## Requirements
From the entries that follow, pick out all lines holding "kind".
-- Begin Dataset entries --
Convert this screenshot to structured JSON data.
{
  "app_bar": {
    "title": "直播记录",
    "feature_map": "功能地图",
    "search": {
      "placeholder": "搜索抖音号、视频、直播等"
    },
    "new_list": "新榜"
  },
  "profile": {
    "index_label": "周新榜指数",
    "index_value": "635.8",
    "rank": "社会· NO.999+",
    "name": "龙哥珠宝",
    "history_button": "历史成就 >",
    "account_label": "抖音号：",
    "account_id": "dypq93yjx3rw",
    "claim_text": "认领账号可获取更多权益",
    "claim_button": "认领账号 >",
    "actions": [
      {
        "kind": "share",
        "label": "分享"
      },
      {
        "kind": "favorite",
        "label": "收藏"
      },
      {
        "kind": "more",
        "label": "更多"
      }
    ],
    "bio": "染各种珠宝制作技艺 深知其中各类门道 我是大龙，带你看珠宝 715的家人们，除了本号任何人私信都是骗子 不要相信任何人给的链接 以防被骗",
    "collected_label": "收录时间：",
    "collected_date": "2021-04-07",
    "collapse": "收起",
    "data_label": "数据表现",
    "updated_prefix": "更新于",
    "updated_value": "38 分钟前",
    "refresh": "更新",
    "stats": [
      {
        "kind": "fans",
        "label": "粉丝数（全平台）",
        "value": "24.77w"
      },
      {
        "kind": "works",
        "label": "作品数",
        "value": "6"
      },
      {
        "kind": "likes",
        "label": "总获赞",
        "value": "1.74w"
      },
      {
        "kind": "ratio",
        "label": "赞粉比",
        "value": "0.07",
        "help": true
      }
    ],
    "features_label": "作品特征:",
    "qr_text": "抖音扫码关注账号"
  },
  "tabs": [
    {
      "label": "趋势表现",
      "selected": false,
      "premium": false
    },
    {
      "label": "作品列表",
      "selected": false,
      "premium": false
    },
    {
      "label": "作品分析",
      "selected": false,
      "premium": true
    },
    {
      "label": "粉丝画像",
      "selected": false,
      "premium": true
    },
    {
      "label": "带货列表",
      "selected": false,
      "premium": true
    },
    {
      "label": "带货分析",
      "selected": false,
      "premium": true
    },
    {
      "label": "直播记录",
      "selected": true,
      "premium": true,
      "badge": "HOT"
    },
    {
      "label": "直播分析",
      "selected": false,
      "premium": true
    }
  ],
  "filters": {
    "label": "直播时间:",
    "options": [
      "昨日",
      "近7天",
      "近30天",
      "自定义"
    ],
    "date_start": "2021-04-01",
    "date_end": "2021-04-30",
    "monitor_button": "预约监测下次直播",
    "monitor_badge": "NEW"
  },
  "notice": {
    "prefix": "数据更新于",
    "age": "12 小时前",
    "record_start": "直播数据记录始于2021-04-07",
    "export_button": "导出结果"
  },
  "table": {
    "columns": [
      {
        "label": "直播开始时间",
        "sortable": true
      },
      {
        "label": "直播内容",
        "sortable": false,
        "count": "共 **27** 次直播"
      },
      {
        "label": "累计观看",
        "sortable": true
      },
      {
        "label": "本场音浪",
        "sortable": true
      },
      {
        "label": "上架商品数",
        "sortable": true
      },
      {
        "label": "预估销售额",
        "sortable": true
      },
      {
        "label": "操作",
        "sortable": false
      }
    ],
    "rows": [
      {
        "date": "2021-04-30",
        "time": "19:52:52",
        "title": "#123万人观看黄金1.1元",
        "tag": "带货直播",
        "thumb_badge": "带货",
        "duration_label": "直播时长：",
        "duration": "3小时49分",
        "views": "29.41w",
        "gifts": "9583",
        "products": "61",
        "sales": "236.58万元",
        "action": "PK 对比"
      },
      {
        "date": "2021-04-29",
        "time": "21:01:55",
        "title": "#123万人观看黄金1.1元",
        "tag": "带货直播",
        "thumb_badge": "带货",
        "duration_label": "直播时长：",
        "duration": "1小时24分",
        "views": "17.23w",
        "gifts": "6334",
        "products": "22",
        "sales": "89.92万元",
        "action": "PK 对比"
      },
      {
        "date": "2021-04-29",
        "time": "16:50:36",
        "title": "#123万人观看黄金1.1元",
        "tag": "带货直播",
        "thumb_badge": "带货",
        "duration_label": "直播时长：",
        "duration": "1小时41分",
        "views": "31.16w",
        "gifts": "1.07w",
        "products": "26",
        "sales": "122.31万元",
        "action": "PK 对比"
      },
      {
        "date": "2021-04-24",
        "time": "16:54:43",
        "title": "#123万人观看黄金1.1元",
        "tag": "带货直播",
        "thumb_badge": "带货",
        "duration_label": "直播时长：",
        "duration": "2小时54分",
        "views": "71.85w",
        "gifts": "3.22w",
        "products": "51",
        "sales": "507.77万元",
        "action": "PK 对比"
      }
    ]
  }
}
-- End Dataset entries --
## Full response
        "kind": "share",
        "kind": "favorite",
        "kind": "more",
        "kind": "fans",
        "kind": "works",
        "kind": "likes",
        "kind": "ratio",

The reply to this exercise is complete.